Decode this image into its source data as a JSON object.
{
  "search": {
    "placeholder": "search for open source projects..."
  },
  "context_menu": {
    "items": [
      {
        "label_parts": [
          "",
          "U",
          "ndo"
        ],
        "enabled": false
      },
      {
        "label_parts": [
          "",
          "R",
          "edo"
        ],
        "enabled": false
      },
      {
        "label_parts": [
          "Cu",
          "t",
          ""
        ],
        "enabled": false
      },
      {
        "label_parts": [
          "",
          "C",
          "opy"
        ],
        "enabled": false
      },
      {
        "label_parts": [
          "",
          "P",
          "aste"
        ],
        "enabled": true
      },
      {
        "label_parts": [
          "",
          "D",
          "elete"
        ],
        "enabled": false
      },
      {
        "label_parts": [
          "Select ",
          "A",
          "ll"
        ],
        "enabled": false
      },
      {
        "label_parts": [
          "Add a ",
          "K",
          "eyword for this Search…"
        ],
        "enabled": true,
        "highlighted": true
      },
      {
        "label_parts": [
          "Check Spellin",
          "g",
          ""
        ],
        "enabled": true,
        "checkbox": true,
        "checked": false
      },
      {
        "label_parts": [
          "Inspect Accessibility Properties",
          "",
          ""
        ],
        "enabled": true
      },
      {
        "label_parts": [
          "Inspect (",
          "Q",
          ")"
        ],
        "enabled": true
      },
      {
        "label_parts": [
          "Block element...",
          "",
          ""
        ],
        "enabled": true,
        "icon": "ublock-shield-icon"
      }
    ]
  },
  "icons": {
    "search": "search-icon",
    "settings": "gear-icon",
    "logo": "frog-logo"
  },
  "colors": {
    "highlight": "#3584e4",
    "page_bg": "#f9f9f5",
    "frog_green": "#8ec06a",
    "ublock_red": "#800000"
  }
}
──────────────────────────────
■ **Task objective**
Output all of the material exactly as written.

■ **Task response**
Decode this image into its source data as a JSON object.
{
  "search": {
    "placeholder": "search for open source projects..."
  },
  "context_menu": {
    "items": [
      {
        "label_parts": [
          "",
          "U",
          "ndo"
        ],
        "enabled": false
      },
      {
        "label_parts": [
          "",
          "R",
          "edo"
        ],
        "enabled": false
      },
      {
        "label_parts": [
          "Cu",
          "t",
          ""
        ],
        "enabled": false
      },
      {
        "label_parts": [
          "",
          "C",
          "opy"
        ],
        "enabled": false
      },
      {
        "label_parts": [
          "",
          "P",
          "aste"
        ],
        "enabled": true
      },
      {
        "label_parts": [
          "",
          "D",
          "elete"
        ],
        "enabled": false
      },
      {
        "label_parts": [
          "Select ",
          "A",
          "ll"
        ],
        "enabled": false
      },
      {
        "label_parts": [
          "Add a ",
          "K",
          "eyword for this Search…"
        ],
        "enabled": true,
        "highlighted": true
      },
      {
        "label_parts": [
          "Check Spellin",
          "g",
          ""
        ],
        "enabled": true,
        "checkbox": true,
        "checked": false
      },
      {
        "label_parts": [
          "Inspect Accessibility Properties",
          "",
          ""
        ],
        "enabled": true
      },
      {
        "label_parts": [
          "Inspect (",
          "Q",
          ")"
        ],
        "enabled": true
      },
      {
        "label_parts": [
          "Block element...",
          "",
          ""
        ],
        "enabled": true,
        "icon": "ublock-shield-icon"
      }
    ]
  },
  "icons": {
    "search": "search-icon",
    "settings": "gear-icon",
    "logo": "frog-logo"
  },
  "colors": {
    "highlight": "#3584e4",
    "page_bg": "#f9f9f5",
    "frog_green": "#8ec06a",
    "ublock_red": "#800000"
  }
}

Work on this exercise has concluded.